═══ Task inputs

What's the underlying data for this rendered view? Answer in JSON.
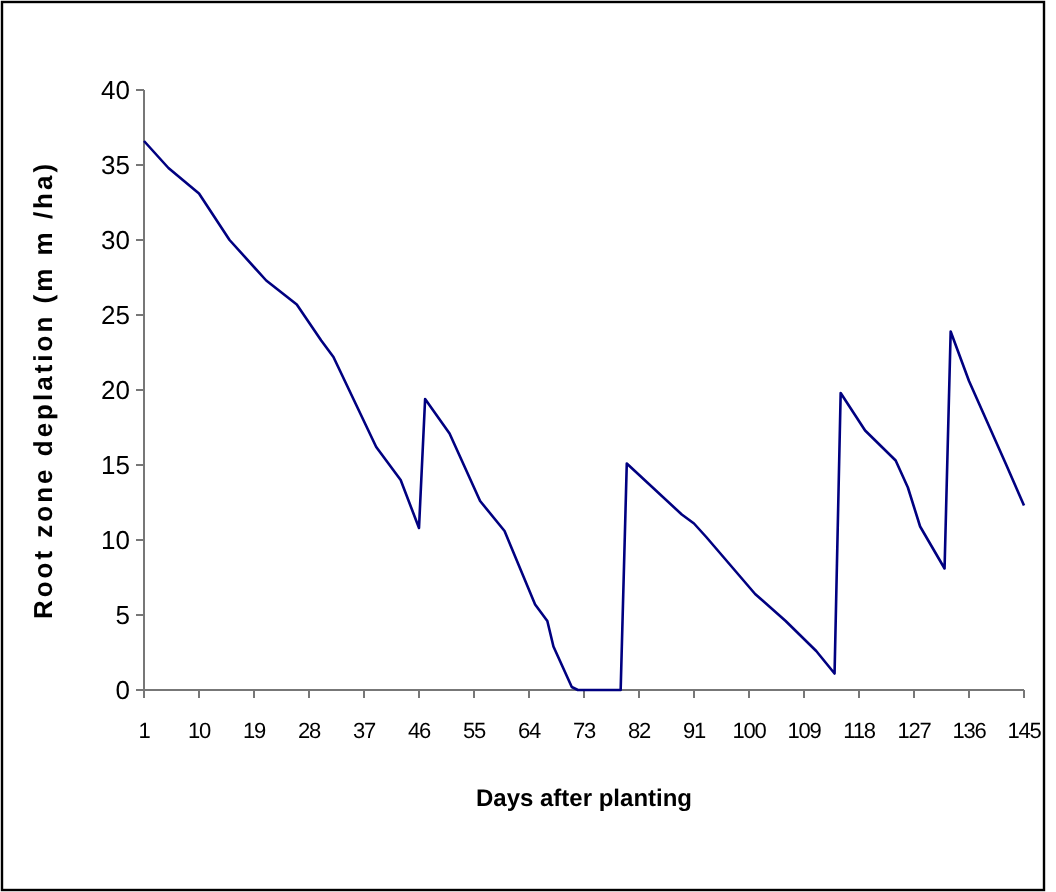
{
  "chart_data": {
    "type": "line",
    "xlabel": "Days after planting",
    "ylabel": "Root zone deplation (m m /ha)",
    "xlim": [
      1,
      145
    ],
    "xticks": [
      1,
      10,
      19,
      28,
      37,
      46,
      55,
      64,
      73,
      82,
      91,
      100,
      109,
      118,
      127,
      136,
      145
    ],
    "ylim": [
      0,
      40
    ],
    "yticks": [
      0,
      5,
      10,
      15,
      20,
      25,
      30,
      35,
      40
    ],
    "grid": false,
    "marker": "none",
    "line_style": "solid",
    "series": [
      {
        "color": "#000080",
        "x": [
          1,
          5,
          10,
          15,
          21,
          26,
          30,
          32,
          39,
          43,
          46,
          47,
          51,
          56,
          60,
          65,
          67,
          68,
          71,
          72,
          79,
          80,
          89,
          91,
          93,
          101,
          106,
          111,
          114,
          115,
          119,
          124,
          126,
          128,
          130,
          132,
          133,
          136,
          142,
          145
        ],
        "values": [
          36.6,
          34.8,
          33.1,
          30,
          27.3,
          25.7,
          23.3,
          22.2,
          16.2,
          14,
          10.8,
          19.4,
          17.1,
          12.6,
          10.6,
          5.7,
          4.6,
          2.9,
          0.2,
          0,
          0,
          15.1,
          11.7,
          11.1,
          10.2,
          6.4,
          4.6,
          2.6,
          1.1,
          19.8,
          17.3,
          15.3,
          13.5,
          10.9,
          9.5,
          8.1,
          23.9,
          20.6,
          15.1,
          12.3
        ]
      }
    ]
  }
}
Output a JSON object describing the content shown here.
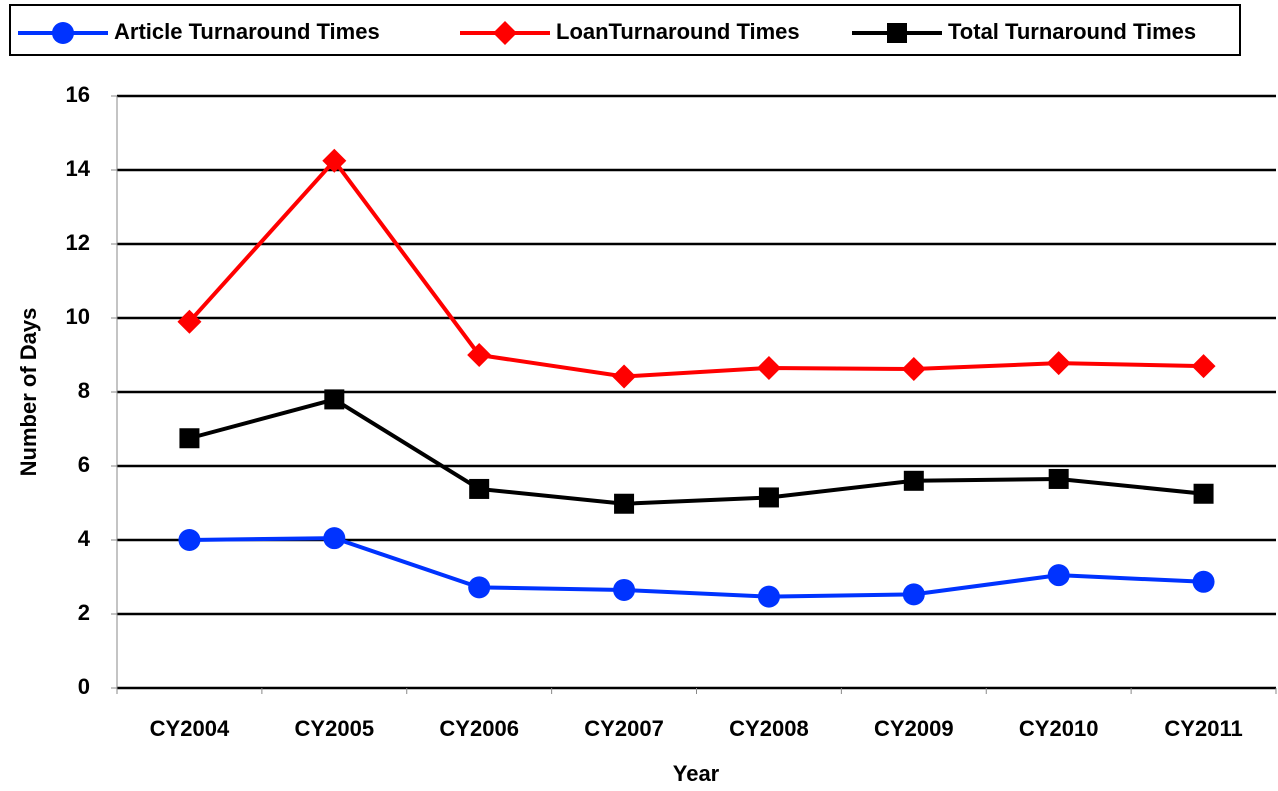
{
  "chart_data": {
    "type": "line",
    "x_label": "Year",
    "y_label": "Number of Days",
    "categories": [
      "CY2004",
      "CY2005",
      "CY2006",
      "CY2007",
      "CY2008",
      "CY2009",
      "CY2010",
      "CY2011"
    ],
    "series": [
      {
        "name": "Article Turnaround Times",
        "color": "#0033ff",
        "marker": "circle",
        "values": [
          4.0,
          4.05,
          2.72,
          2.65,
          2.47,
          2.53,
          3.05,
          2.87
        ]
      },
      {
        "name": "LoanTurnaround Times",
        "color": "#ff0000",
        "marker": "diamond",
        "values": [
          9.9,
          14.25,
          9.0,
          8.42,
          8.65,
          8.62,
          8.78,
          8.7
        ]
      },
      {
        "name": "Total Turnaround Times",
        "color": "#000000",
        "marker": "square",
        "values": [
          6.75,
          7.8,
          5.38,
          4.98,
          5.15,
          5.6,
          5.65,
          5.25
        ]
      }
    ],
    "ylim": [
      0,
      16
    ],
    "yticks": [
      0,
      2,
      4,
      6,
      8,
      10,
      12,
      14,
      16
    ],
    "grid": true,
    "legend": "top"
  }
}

══════
═══ Task inputs

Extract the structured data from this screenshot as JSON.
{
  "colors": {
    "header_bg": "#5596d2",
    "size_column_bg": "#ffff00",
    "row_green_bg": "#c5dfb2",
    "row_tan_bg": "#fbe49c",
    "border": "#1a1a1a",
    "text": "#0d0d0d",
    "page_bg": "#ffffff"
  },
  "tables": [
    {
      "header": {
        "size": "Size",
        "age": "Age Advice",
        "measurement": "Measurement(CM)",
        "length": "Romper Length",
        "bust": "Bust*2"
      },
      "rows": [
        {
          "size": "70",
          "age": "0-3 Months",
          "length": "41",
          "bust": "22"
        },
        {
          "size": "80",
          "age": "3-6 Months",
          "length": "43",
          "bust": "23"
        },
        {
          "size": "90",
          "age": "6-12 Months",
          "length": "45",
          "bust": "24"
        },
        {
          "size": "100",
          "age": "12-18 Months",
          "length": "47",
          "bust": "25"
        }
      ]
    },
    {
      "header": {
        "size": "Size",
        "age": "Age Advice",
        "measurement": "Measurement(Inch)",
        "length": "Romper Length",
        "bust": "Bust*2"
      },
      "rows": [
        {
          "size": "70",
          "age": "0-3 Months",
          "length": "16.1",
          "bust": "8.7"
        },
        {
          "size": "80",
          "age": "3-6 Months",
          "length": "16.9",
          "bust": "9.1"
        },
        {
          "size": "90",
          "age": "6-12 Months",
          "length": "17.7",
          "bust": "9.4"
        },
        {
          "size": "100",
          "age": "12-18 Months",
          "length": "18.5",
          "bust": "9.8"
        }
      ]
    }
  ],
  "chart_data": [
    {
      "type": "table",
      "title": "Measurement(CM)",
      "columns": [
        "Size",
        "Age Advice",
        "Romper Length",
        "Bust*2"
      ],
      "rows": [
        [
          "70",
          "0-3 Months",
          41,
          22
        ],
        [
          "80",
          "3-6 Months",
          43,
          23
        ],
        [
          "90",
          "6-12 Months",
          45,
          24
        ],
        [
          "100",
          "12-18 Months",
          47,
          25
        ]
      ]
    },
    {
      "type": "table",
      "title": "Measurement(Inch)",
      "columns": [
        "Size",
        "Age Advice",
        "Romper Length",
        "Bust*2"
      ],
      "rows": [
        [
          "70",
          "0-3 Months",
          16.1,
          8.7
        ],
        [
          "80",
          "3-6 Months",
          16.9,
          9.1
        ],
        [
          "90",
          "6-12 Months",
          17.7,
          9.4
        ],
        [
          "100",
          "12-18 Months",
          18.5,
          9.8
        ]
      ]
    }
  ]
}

══════

Set exercise: Search the entries for the string "Times" and collect each line that has it.

Solution for this exercise:
        "name": "Article Turnaround Times",
        "name": "LoanTurnaround Times",
        "name": "Total Turnaround Times",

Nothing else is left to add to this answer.